--- START OF Entries shown ---
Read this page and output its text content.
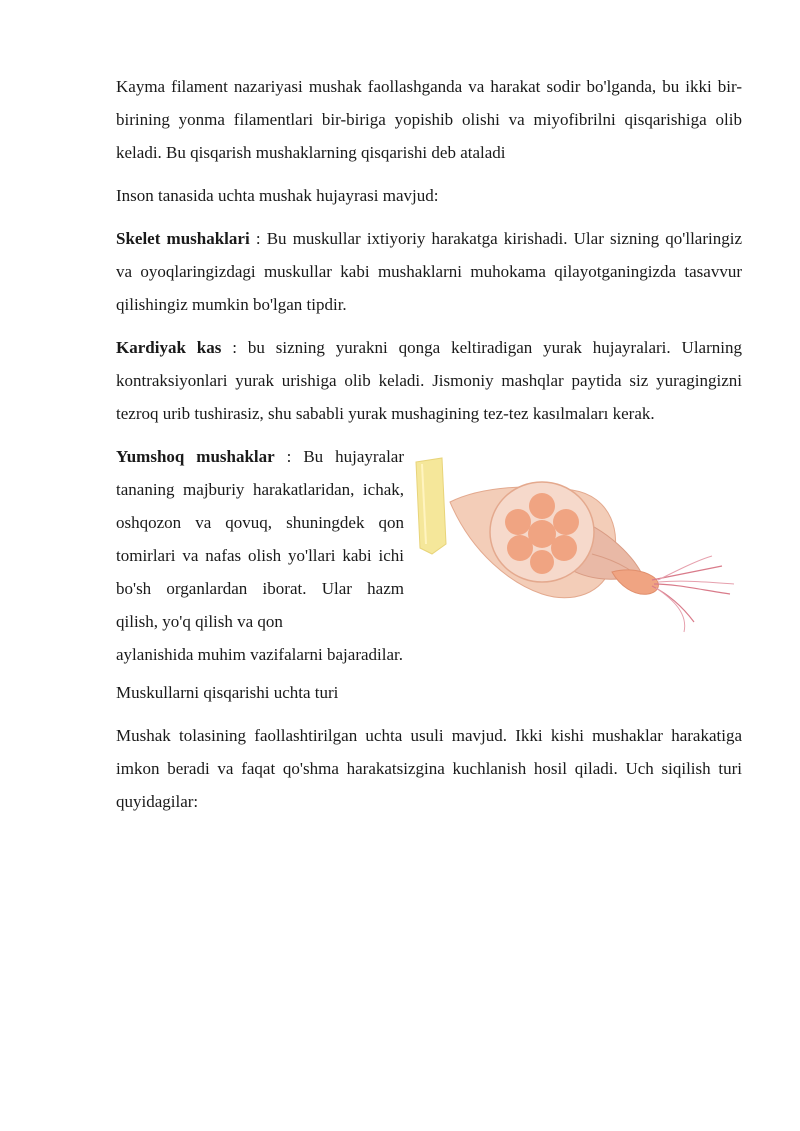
Kayma filament nazariyasi mushak faollashganda va harakat sodir bo'lganda, bu ikki bir-birining yonma filamentlari bir-biriga yopishib olishi va miyofibrilni qisqarishiga olib keladi. Bu qisqarish mushaklarning qisqarishi deb ataladi

Inson tanasida uchta mushak hujayrasi mavjud:

Skelet mushaklari : Bu muskullar ixtiyoriy harakatga kirishadi. Ular sizning qo'llaringiz va oyoqlaringizdagi muskullar kabi mushaklarni muhokama qilayotganingizda tasavvur qilishingiz mumkin bo'lgan tipdir.

Kardiyak kas : bu sizning yurakni qonga keltiradigan yurak hujayralari. Ularning kontraksiyonlari yurak urishiga olib keladi. Jismoniy mashqlar paytida siz yuragingizni tezroq urib tushirasiz, shu sababli yurak mushagining tez-tez kasılmaları kerak.

Yumshoq mushaklar : Bu hujayralar tananing majburiy harakatlaridan, ichak, oshqozon va qovuq, shuningdek qon tomirlari va nafas olish yo'llari kabi ichi bo'sh organlardan iborat. Ular hazm qilish, yo'q qilish va qon
aylanishida muhim vazifalarni bajaradilar.

Muskullarni qisqarishi uchta turi

Mushak tolasining faollashtirilgan uchta usuli mavjud. Ikki kishi mushaklar harakatiga imkon beradi va faqat qo'shma harakatsizgina kuchlanish hosil qiladi. Uch siqilish turi quyidagilar:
--- END OF Entries shown ---
# Request
From the entries above, copy every line that holds the word "qisqarishi".

# Correct answer
Kayma filament nazariyasi mushak faollashganda va harakat sodir bo'lganda, bu ikki bir-birining yonma filamentlari bir-biriga yopishib olishi va miyofibrilni qisqarishiga olib keladi. Bu qisqarish mushaklarning qisqarishi deb ataladi
Muskullarni qisqarishi uchta turi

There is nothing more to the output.